>> START

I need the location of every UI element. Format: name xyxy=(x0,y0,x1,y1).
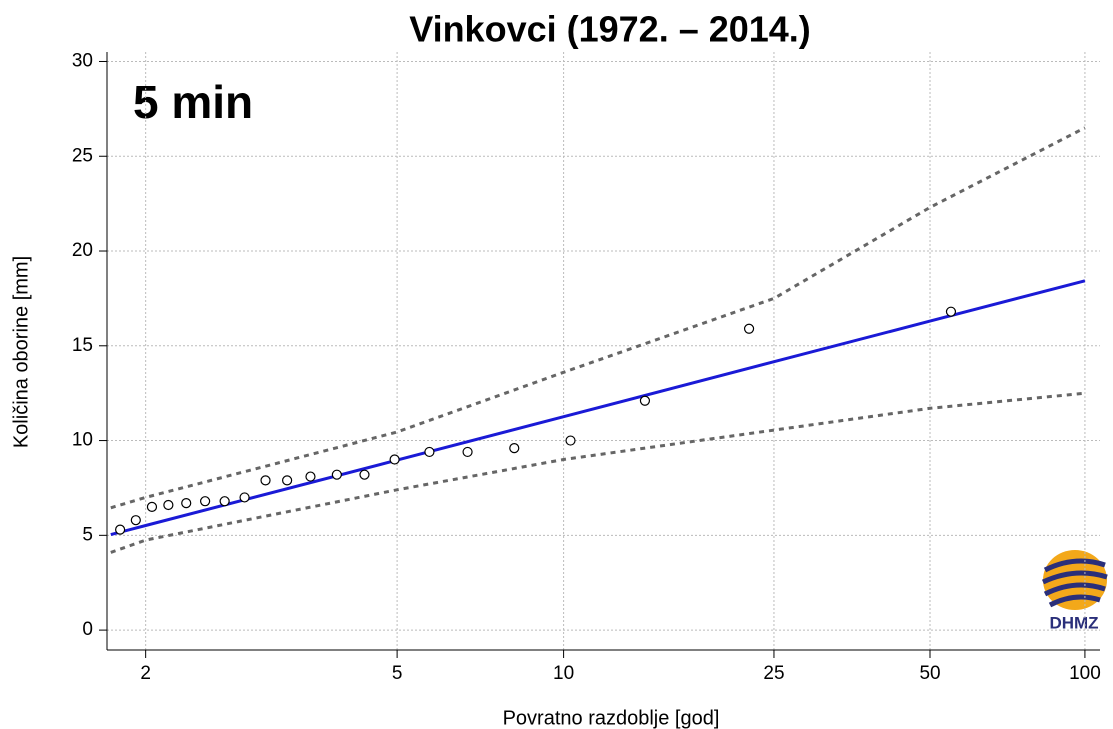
annotation: 5 min xyxy=(133,76,253,128)
confidence-band xyxy=(110,126,1086,510)
data-point xyxy=(260,475,271,486)
data-point xyxy=(389,454,400,465)
fit-line xyxy=(110,279,1086,537)
x-axis-label: Povratno razdoblje [god] xyxy=(503,707,720,729)
y-tick-label: 0 xyxy=(82,619,93,640)
y-tick-label: 5 xyxy=(82,524,93,545)
data-point xyxy=(331,469,342,480)
data-point xyxy=(359,469,370,480)
data-point xyxy=(509,443,520,454)
data-point xyxy=(163,499,174,511)
logo-stripes xyxy=(1041,558,1108,608)
data-point xyxy=(424,446,435,458)
logo-text: DHMZ xyxy=(1049,613,1098,632)
chart-title: Vinkovci (1972. – 2014.) xyxy=(409,9,811,50)
y-tick-label: 20 xyxy=(72,240,93,261)
y-axis-label: Količina oborine [mm] xyxy=(10,256,32,448)
data-point xyxy=(639,395,651,406)
data-point xyxy=(462,446,473,458)
x-tick-label: 10 xyxy=(553,663,574,684)
data-point xyxy=(219,496,230,507)
y-tick-label: 15 xyxy=(72,335,93,356)
y-tick-label: 25 xyxy=(72,145,93,166)
x-tick-label: 100 xyxy=(1069,663,1101,684)
x-tick-label: 2 xyxy=(140,663,151,684)
data-point xyxy=(305,471,316,482)
x-tick-label: 50 xyxy=(919,663,940,684)
data-point xyxy=(945,306,957,317)
x-tick-label: 5 xyxy=(392,663,403,684)
data-point xyxy=(146,501,158,512)
x-tick-label: 25 xyxy=(763,663,784,684)
data-point xyxy=(181,498,192,509)
data-point xyxy=(115,524,126,535)
data-point xyxy=(565,435,576,446)
data-point xyxy=(282,475,293,486)
y-tick-label: 10 xyxy=(72,430,93,451)
logo: DHMZ xyxy=(1041,550,1108,632)
data-point xyxy=(130,515,141,526)
y-tick-label: 30 xyxy=(72,50,93,71)
data-point xyxy=(743,323,755,334)
confidence-band xyxy=(110,391,1086,554)
data-point xyxy=(200,496,211,507)
data-point xyxy=(239,492,250,503)
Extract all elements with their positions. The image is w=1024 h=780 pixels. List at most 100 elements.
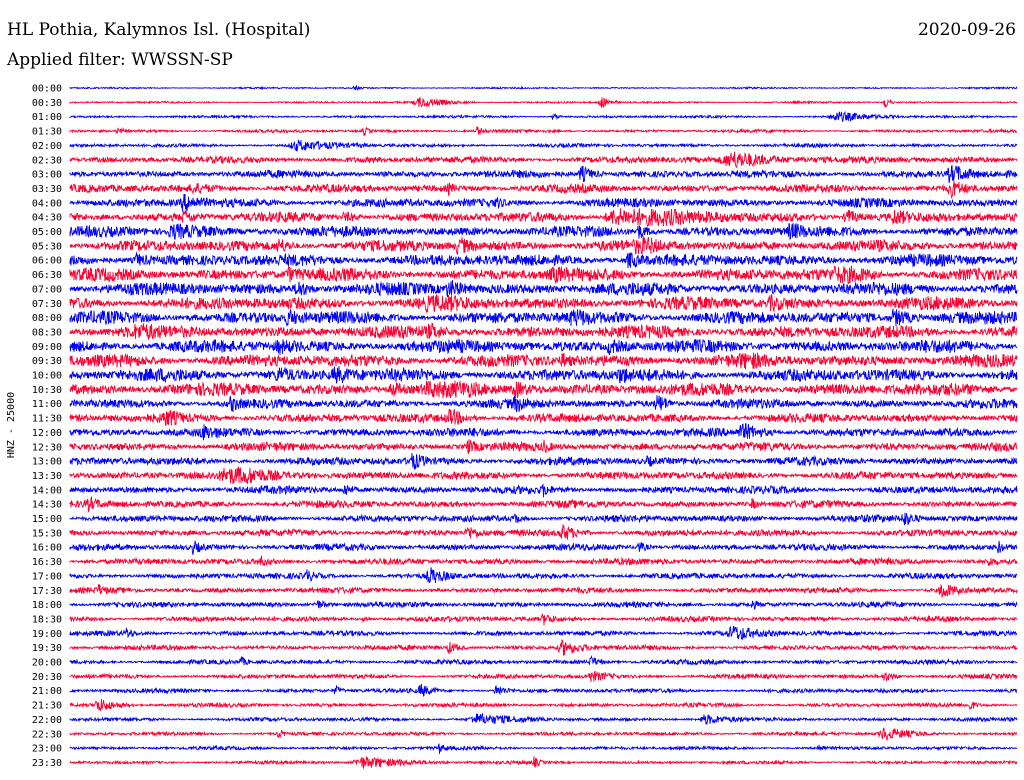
time-label: 05:30 <box>32 241 62 252</box>
time-label: 23:30 <box>32 758 62 769</box>
time-label: 22:00 <box>32 715 62 726</box>
seismic-trace <box>69 466 1018 485</box>
time-label: 05:00 <box>32 227 62 238</box>
seismic-trace <box>69 712 1018 726</box>
seismic-trace <box>69 698 1018 712</box>
time-label: 15:00 <box>32 514 62 525</box>
time-label: 20:00 <box>32 658 62 669</box>
time-label: 10:00 <box>32 371 62 382</box>
seismic-trace <box>69 96 1018 108</box>
seismic-trace <box>69 555 1018 567</box>
seismic-trace <box>69 308 1018 327</box>
seismic-trace <box>69 612 1018 626</box>
seismic-trace <box>69 524 1018 540</box>
time-label: 03:00 <box>32 170 62 181</box>
seismic-trace <box>69 280 1018 298</box>
time-label: 00:00 <box>32 84 62 95</box>
time-label: 06:30 <box>32 270 62 281</box>
time-label: 16:30 <box>32 557 62 568</box>
seismic-trace <box>69 322 1018 340</box>
time-label: 08:00 <box>32 313 62 324</box>
trace-group <box>69 84 1018 769</box>
time-label: 16:00 <box>32 543 62 554</box>
time-label: 01:30 <box>32 127 62 138</box>
time-label: 09:00 <box>32 342 62 353</box>
seismic-trace <box>69 208 1018 227</box>
seismic-trace <box>69 223 1018 241</box>
seismic-trace <box>69 251 1018 269</box>
station-title: HL Pothia, Kalymnos Isl. (Hospital) <box>7 20 311 40</box>
seismic-trace <box>69 366 1018 384</box>
seismic-trace <box>69 139 1018 152</box>
seismic-trace <box>69 453 1018 470</box>
time-label: 23:00 <box>32 744 62 755</box>
seismic-trace <box>69 512 1018 526</box>
time-label: 22:30 <box>32 729 62 740</box>
seismic-trace <box>69 294 1018 314</box>
time-label: 02:00 <box>32 141 62 152</box>
time-label: 19:30 <box>32 643 62 654</box>
seismic-trace <box>69 395 1018 413</box>
time-label: 14:00 <box>32 485 62 496</box>
time-label: 11:00 <box>32 399 62 410</box>
time-label: 00:30 <box>32 98 62 109</box>
seismic-trace <box>69 165 1018 183</box>
filter-label: Applied filter: WWSSN-SP <box>7 50 233 70</box>
time-label: 13:00 <box>32 457 62 468</box>
time-label: 21:00 <box>32 686 62 697</box>
seismic-trace <box>69 655 1018 666</box>
seismic-trace <box>69 583 1018 598</box>
seismic-trace <box>69 684 1018 697</box>
time-label: 12:00 <box>32 428 62 439</box>
time-label: 10:30 <box>32 385 62 396</box>
time-label: 04:00 <box>32 198 62 209</box>
seismic-trace <box>69 180 1018 200</box>
y-axis-label: HNZ - 25000 <box>6 392 17 458</box>
seismic-trace <box>69 727 1018 741</box>
time-label: 21:30 <box>32 701 62 712</box>
seismic-trace <box>69 567 1018 584</box>
seismic-trace <box>69 743 1018 754</box>
time-label: 11:30 <box>32 414 62 425</box>
time-label: 07:30 <box>32 299 62 310</box>
seismic-trace <box>69 151 1018 169</box>
seismic-trace <box>69 625 1018 641</box>
seismic-trace <box>69 756 1018 769</box>
seismic-trace <box>69 193 1018 212</box>
time-label: 17:00 <box>32 571 62 582</box>
seismic-trace <box>69 84 1018 91</box>
time-label: 18:30 <box>32 614 62 625</box>
seismic-trace <box>69 599 1018 610</box>
time-label: 12:30 <box>32 442 62 453</box>
seismic-trace <box>69 540 1018 555</box>
time-label: 17:30 <box>32 586 62 597</box>
seismic-trace <box>69 423 1018 441</box>
seismic-trace <box>69 352 1018 370</box>
seismic-trace <box>69 110 1018 123</box>
seismic-trace <box>69 264 1018 285</box>
time-label: 04:30 <box>32 213 62 224</box>
time-label: 06:00 <box>32 256 62 267</box>
time-label: 02:30 <box>32 155 62 166</box>
seismic-trace <box>69 408 1018 426</box>
time-label: 20:30 <box>32 672 62 683</box>
seismic-trace <box>69 380 1018 399</box>
seismic-trace <box>69 495 1018 513</box>
time-label: 03:30 <box>32 184 62 195</box>
seismic-trace <box>69 639 1018 656</box>
seismic-trace <box>69 235 1018 256</box>
time-label: 08:30 <box>32 327 62 338</box>
seismic-trace <box>69 439 1018 455</box>
time-label: 19:00 <box>32 629 62 640</box>
time-label: 14:30 <box>32 500 62 511</box>
seismic-trace <box>69 670 1018 682</box>
time-label: 15:30 <box>32 528 62 539</box>
time-label: 18:00 <box>32 600 62 611</box>
time-label-group: 00:00 00:30 01:00 01:30 02:00 02:30 03:00 03:30… <box>32 84 62 769</box>
time-label: 07:00 <box>32 284 62 295</box>
seismic-trace <box>69 483 1018 498</box>
date-label: 2020-09-26 <box>917 20 1016 40</box>
time-label: 09:30 <box>32 356 62 367</box>
time-label: 01:00 <box>32 112 62 123</box>
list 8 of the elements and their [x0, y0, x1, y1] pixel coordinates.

>> END

* Work to be completed:
Copy every row above word for word, leaving out the pictures.

* Solution for this task:
I need the location of every UI element. Format: name xyxy=(x0,y0,x1,y1).
annotation: 5 min xyxy=(133,76,253,128)
confidence-band xyxy=(110,126,1086,510)
data-point xyxy=(260,475,271,486)
data-point xyxy=(389,454,400,465)
fit-line xyxy=(110,279,1086,537)
x-axis-label: Povratno razdoblje [god] xyxy=(503,707,720,729)
y-tick-label: 0 xyxy=(82,619,93,640)
y-tick-label: 5 xyxy=(82,524,93,545)
data-point xyxy=(331,469,342,480)
data-point xyxy=(359,469,370,480)
data-point xyxy=(509,443,520,454)
data-point xyxy=(163,499,174,511)
logo-stripes xyxy=(1041,558,1108,608)
data-point xyxy=(424,446,435,458)
logo-text: DHMZ xyxy=(1049,613,1098,632)
chart-title: Vinkovci (1972. – 2014.) xyxy=(409,9,811,50)
y-tick-label: 20 xyxy=(72,240,93,261)
y-axis-label: Količina oborine [mm] xyxy=(10,256,32,448)
data-point xyxy=(639,395,651,406)
data-point xyxy=(462,446,473,458)
x-tick-label: 10 xyxy=(553,663,574,684)
data-point xyxy=(219,496,230,507)
y-tick-label: 15 xyxy=(72,335,93,356)
y-tick-label: 25 xyxy=(72,145,93,166)
x-tick-label: 100 xyxy=(1069,663,1101,684)
x-tick-label: 2 xyxy=(140,663,151,684)
data-point xyxy=(305,471,316,482)
x-tick-label: 50 xyxy=(919,663,940,684)
data-point xyxy=(945,306,957,317)
x-tick-label: 5 xyxy=(392,663,403,684)
data-point xyxy=(146,501,158,512)
x-tick-label: 25 xyxy=(763,663,784,684)
data-point xyxy=(181,498,192,509)
data-point xyxy=(115,524,126,535)
data-point xyxy=(565,435,576,446)
data-point xyxy=(282,475,293,486)
y-tick-label: 10 xyxy=(72,430,93,451)
logo: DHMZ xyxy=(1041,550,1108,632)
data-point xyxy=(130,515,141,526)
y-tick-label: 30 xyxy=(72,50,93,71)
data-point xyxy=(743,323,755,334)
confidence-band xyxy=(110,391,1086,554)
data-point xyxy=(200,496,211,507)
data-point xyxy=(239,492,250,503)
Extract all elements with their positions. The image is w=1024 h=780 pixels. List at most 100 elements.
time-label: 05:30 <box>32 241 62 252</box>
time-label: 23:30 <box>32 758 62 769</box>
time-label: 22:00 <box>32 715 62 726</box>
seismic-trace <box>69 466 1018 485</box>
time-label: 05:00 <box>32 227 62 238</box>
seismic-trace <box>69 712 1018 726</box>
seismic-trace <box>69 698 1018 712</box>
time-label: 15:00 <box>32 514 62 525</box>
time-label: 20:00 <box>32 658 62 669</box>
time-label: 10:00 <box>32 371 62 382</box>
seismic-trace <box>69 96 1018 108</box>
seismic-trace <box>69 555 1018 567</box>
seismic-trace <box>69 308 1018 327</box>
seismic-trace <box>69 612 1018 626</box>
seismic-trace <box>69 524 1018 540</box>
time-label: 03:00 <box>32 170 62 181</box>
seismic-trace <box>69 280 1018 298</box>
time-label: 00:00 <box>32 84 62 95</box>
time-label: 06:30 <box>32 270 62 281</box>
time-label: 16:30 <box>32 557 62 568</box>
seismic-trace <box>69 322 1018 340</box>
time-label: 08:00 <box>32 313 62 324</box>
trace-group <box>69 84 1018 769</box>
time-label: 16:00 <box>32 543 62 554</box>
time-label: 01:30 <box>32 127 62 138</box>
time-label: 09:00 <box>32 342 62 353</box>
seismic-trace <box>69 208 1018 227</box>
seismic-trace <box>69 223 1018 241</box>
seismic-trace <box>69 251 1018 269</box>
station-title: HL Pothia, Kalymnos Isl. (Hospital) <box>7 20 311 40</box>
seismic-trace <box>69 366 1018 384</box>
seismic-trace <box>69 139 1018 152</box>
seismic-trace <box>69 453 1018 470</box>
time-label: 23:00 <box>32 744 62 755</box>
seismic-trace <box>69 512 1018 526</box>
time-label: 22:30 <box>32 729 62 740</box>
seismic-trace <box>69 294 1018 314</box>
time-label: 02:00 <box>32 141 62 152</box>
time-label: 19:30 <box>32 643 62 654</box>
seismic-trace <box>69 395 1018 413</box>
time-label: 14:00 <box>32 485 62 496</box>
time-label: 11:00 <box>32 399 62 410</box>
time-label: 00:30 <box>32 98 62 109</box>
seismic-trace <box>69 165 1018 183</box>
filter-label: Applied filter: WWSSN-SP <box>7 50 233 70</box>
time-label: 13:00 <box>32 457 62 468</box>
time-label: 21:00 <box>32 686 62 697</box>
seismic-trace <box>69 655 1018 666</box>
seismic-trace <box>69 583 1018 598</box>
seismic-trace <box>69 684 1018 697</box>
time-label: 12:00 <box>32 428 62 439</box>
time-label: 10:30 <box>32 385 62 396</box>
time-label: 04:00 <box>32 198 62 209</box>
seismic-trace <box>69 180 1018 200</box>
y-axis-label: HNZ - 25000 <box>6 392 17 458</box>
seismic-trace <box>69 727 1018 741</box>
time-label: 21:30 <box>32 701 62 712</box>
seismic-trace <box>69 567 1018 584</box>
seismic-trace <box>69 743 1018 754</box>
time-label: 11:30 <box>32 414 62 425</box>
time-label: 07:30 <box>32 299 62 310</box>
seismic-trace <box>69 151 1018 169</box>
seismic-trace <box>69 625 1018 641</box>
seismic-trace <box>69 756 1018 769</box>
seismic-trace <box>69 193 1018 212</box>
time-label: 17:00 <box>32 571 62 582</box>
seismic-trace <box>69 84 1018 91</box>
time-label: 18:30 <box>32 614 62 625</box>
seismic-trace <box>69 599 1018 610</box>
time-label: 12:30 <box>32 442 62 453</box>
seismic-trace <box>69 540 1018 555</box>
time-label: 17:30 <box>32 586 62 597</box>
seismic-trace <box>69 423 1018 441</box>
seismic-trace <box>69 352 1018 370</box>
seismic-trace <box>69 110 1018 123</box>
seismic-trace <box>69 264 1018 285</box>
time-label: 04:30 <box>32 213 62 224</box>
time-label: 06:00 <box>32 256 62 267</box>
time-label: 02:30 <box>32 155 62 166</box>
seismic-trace <box>69 408 1018 426</box>
time-label: 20:30 <box>32 672 62 683</box>
seismic-trace <box>69 380 1018 399</box>
seismic-trace <box>69 495 1018 513</box>
time-label: 03:30 <box>32 184 62 195</box>
seismic-trace <box>69 639 1018 656</box>
seismic-trace <box>69 235 1018 256</box>
time-label: 08:30 <box>32 327 62 338</box>
seismic-trace <box>69 439 1018 455</box>
time-label: 19:00 <box>32 629 62 640</box>
time-label: 14:30 <box>32 500 62 511</box>
seismic-trace <box>69 670 1018 682</box>
time-label: 15:30 <box>32 528 62 539</box>
time-label: 18:00 <box>32 600 62 611</box>
time-label-group: 00:00 00:30 01:00 01:30 02:00 02:30 03:00 03:30… <box>32 84 62 769</box>
time-label: 07:00 <box>32 284 62 295</box>
seismic-trace <box>69 483 1018 498</box>
date-label: 2020-09-26 <box>917 20 1016 40</box>
time-label: 09:30 <box>32 356 62 367</box>
time-label: 01:00 <box>32 112 62 123</box>
list 8 of the elements and their [x0, y0, x1, y1] pixel coordinates.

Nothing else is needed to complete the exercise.